_STATED GOAL_: Gather up every line from the entries below that uses the word "उपकरण".

======== EXTRACTED MATERIAL ========

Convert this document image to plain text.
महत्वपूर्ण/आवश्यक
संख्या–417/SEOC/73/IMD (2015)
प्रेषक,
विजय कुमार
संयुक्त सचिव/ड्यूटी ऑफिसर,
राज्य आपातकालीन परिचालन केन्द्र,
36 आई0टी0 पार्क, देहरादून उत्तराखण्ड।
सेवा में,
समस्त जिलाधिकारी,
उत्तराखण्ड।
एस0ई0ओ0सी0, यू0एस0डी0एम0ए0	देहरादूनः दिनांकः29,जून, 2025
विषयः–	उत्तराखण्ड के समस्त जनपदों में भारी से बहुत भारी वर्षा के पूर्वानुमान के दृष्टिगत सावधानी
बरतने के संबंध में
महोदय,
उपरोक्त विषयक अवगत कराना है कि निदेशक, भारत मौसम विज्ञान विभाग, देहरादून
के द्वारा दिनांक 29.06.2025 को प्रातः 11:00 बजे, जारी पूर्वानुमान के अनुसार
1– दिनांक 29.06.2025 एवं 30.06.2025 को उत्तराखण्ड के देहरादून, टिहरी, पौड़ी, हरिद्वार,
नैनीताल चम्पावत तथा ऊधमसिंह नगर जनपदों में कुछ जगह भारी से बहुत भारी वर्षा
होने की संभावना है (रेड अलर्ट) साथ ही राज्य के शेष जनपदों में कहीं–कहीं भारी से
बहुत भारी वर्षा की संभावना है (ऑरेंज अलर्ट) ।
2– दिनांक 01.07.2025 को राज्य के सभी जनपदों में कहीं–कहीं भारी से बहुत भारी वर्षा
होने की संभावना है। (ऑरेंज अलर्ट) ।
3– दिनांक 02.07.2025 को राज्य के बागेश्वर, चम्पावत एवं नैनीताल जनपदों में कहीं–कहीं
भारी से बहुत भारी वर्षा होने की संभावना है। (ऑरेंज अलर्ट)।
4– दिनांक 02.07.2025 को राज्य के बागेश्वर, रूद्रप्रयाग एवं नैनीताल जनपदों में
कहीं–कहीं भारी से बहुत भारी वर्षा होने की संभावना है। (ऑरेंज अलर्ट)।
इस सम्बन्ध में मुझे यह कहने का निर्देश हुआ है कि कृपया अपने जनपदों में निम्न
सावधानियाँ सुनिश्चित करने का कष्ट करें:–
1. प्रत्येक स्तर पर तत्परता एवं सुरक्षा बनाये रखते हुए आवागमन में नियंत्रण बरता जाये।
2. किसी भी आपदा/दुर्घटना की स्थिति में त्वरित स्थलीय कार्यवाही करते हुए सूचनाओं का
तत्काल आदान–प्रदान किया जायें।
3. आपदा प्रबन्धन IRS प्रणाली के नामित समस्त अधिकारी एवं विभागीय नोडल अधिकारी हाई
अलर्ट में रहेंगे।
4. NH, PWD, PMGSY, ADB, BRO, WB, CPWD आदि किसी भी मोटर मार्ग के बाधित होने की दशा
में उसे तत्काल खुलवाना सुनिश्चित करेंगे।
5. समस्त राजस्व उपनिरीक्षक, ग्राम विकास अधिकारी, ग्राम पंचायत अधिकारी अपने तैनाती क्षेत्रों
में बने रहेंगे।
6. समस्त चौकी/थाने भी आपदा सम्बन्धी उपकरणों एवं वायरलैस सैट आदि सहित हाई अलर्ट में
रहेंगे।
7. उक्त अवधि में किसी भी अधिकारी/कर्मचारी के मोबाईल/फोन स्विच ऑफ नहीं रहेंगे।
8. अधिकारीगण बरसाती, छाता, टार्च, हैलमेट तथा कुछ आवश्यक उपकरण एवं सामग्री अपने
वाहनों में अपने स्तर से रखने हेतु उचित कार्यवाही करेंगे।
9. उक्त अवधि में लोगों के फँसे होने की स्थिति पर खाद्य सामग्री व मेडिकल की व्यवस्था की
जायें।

========

_EXPECTED OUTPUT_:
6. समस्त चौकी/थाने भी आपदा सम्बन्धी उपकरणों एवं वायरलैस सैट आदि सहित हाई अलर्ट में
8. अधिकारीगण बरसाती, छाता, टार्च, हैलमेट तथा कुछ आवश्यक उपकरण एवं सामग्री अपने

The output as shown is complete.